DESCRIPTION OF THE TASK
Repeat the data word for word. Do not include the pictures.

DATA RECORDS
/---
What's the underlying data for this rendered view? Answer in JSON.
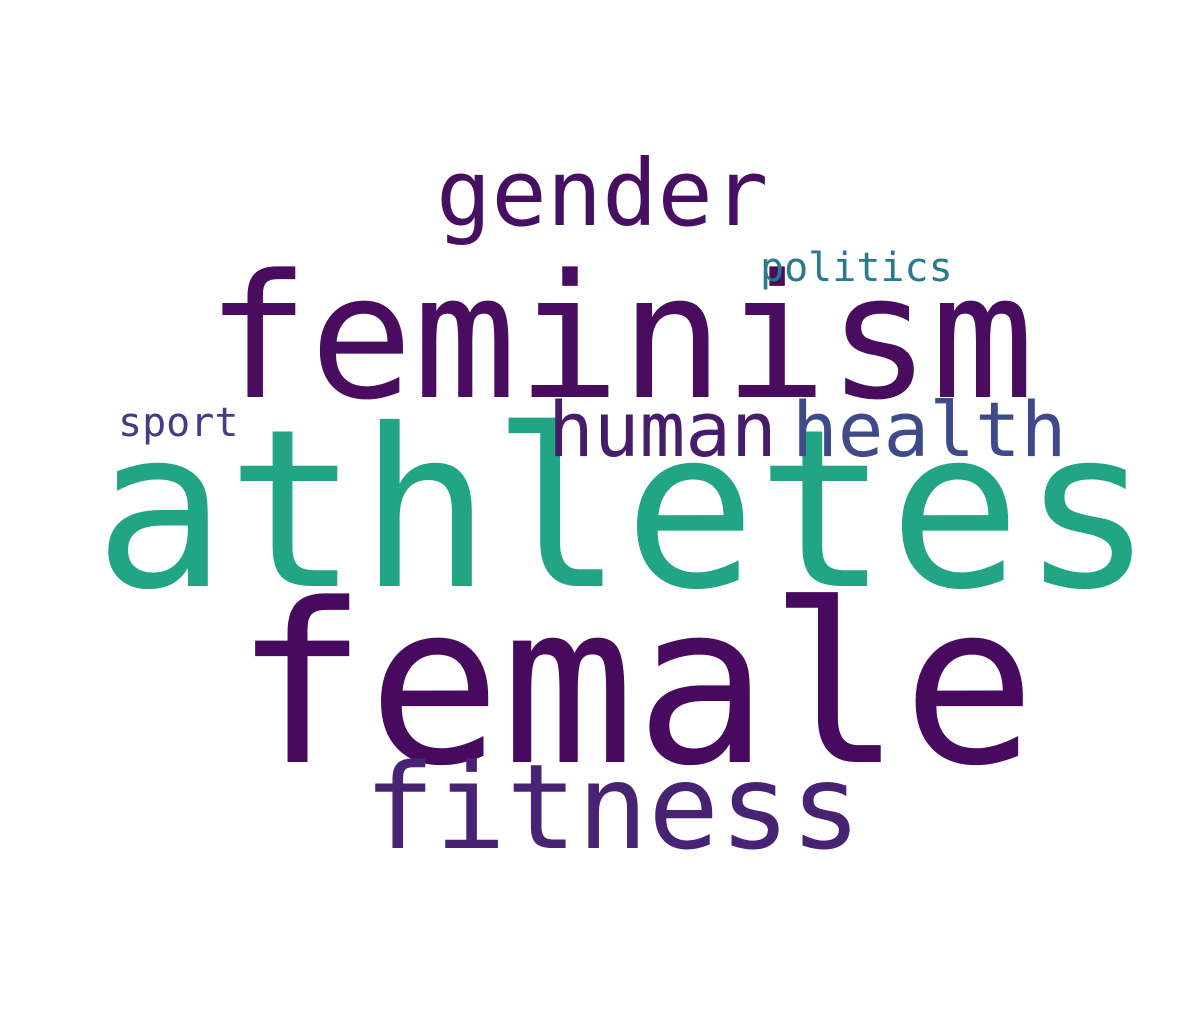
{
  "cloud": {
    "words": {
      "gender": {
        "text": "gender",
        "color": "#470F62"
      },
      "politics": {
        "text": "politics",
        "color": "#2A7A8C"
      },
      "feminism": {
        "text": "feminism",
        "color": "#4A0C5E"
      },
      "sport": {
        "text": "sport",
        "color": "#433D84"
      },
      "human": {
        "text": "human",
        "color": "#461C6B"
      },
      "health": {
        "text": "health",
        "color": "#3F4A8A"
      },
      "athletes": {
        "text": "athletes",
        "color": "#21A585"
      },
      "female": {
        "text": "female",
        "color": "#470A5E"
      },
      "fitness": {
        "text": "fitness",
        "color": "#482374"
      }
    }
  }
}
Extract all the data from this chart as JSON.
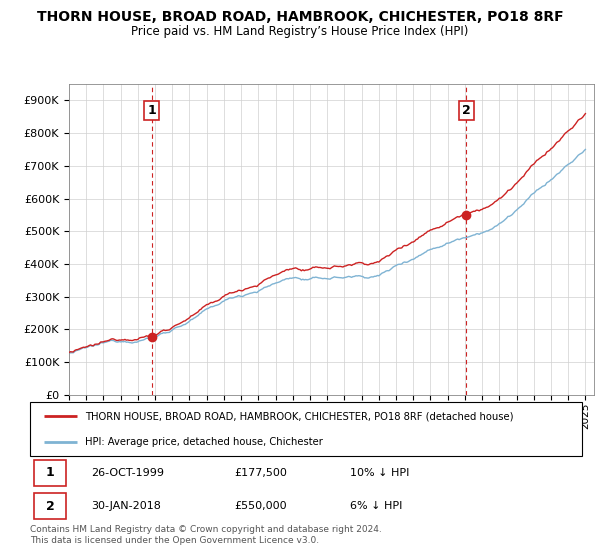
{
  "title": "THORN HOUSE, BROAD ROAD, HAMBROOK, CHICHESTER, PO18 8RF",
  "subtitle": "Price paid vs. HM Land Registry’s House Price Index (HPI)",
  "ylabel_ticks": [
    "£0",
    "£100K",
    "£200K",
    "£300K",
    "£400K",
    "£500K",
    "£600K",
    "£700K",
    "£800K",
    "£900K"
  ],
  "y_values": [
    0,
    100000,
    200000,
    300000,
    400000,
    500000,
    600000,
    700000,
    800000,
    900000
  ],
  "ylim": [
    0,
    950000
  ],
  "x_start_year": 1995,
  "x_end_year": 2025,
  "sale1_date": 1999.82,
  "sale1_price": 177500,
  "sale2_date": 2018.08,
  "sale2_price": 550000,
  "hpi_color": "#7fb3d3",
  "price_color": "#cc2222",
  "vline_color": "#cc2222",
  "legend_house": "THORN HOUSE, BROAD ROAD, HAMBROOK, CHICHESTER, PO18 8RF (detached house)",
  "legend_hpi": "HPI: Average price, detached house, Chichester",
  "table_row1": [
    "1",
    "26-OCT-1999",
    "£177,500",
    "10% ↓ HPI"
  ],
  "table_row2": [
    "2",
    "30-JAN-2018",
    "£550,000",
    "6% ↓ HPI"
  ],
  "footnote": "Contains HM Land Registry data © Crown copyright and database right 2024.\nThis data is licensed under the Open Government Licence v3.0."
}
\---
ANSWER TO THE PROBLEM
What's the underlying data for this rendered view? Answer in JSON.
{
  "cloud": {
    "words": {
      "gender": {
        "text": "gender",
        "color": "#470F62"
      },
      "politics": {
        "text": "politics",
        "color": "#2A7A8C"
      },
      "feminism": {
        "text": "feminism",
        "color": "#4A0C5E"
      },
      "sport": {
        "text": "sport",
        "color": "#433D84"
      },
      "human": {
        "text": "human",
        "color": "#461C6B"
      },
      "health": {
        "text": "health",
        "color": "#3F4A8A"
      },
      "athletes": {
        "text": "athletes",
        "color": "#21A585"
      },
      "female": {
        "text": "female",
        "color": "#470A5E"
      },
      "fitness": {
        "text": "fitness",
        "color": "#482374"
      }
    }
  }
}
Extract all the data from this chart as JSON.
{
  "title": "THORN HOUSE, BROAD ROAD, HAMBROOK, CHICHESTER, PO18 8RF",
  "subtitle": "Price paid vs. HM Land Registry’s House Price Index (HPI)",
  "ylabel_ticks": [
    "£0",
    "£100K",
    "£200K",
    "£300K",
    "£400K",
    "£500K",
    "£600K",
    "£700K",
    "£800K",
    "£900K"
  ],
  "y_values": [
    0,
    100000,
    200000,
    300000,
    400000,
    500000,
    600000,
    700000,
    800000,
    900000
  ],
  "ylim": [
    0,
    950000
  ],
  "x_start_year": 1995,
  "x_end_year": 2025,
  "sale1_date": 1999.82,
  "sale1_price": 177500,
  "sale2_date": 2018.08,
  "sale2_price": 550000,
  "hpi_color": "#7fb3d3",
  "price_color": "#cc2222",
  "vline_color": "#cc2222",
  "legend_house": "THORN HOUSE, BROAD ROAD, HAMBROOK, CHICHESTER, PO18 8RF (detached house)",
  "legend_hpi": "HPI: Average price, detached house, Chichester",
  "table_row1": [
    "1",
    "26-OCT-1999",
    "£177,500",
    "10% ↓ HPI"
  ],
  "table_row2": [
    "2",
    "30-JAN-2018",
    "£550,000",
    "6% ↓ HPI"
  ],
  "footnote": "Contains HM Land Registry data © Crown copyright and database right 2024.\nThis data is licensed under the Open Government Licence v3.0."
}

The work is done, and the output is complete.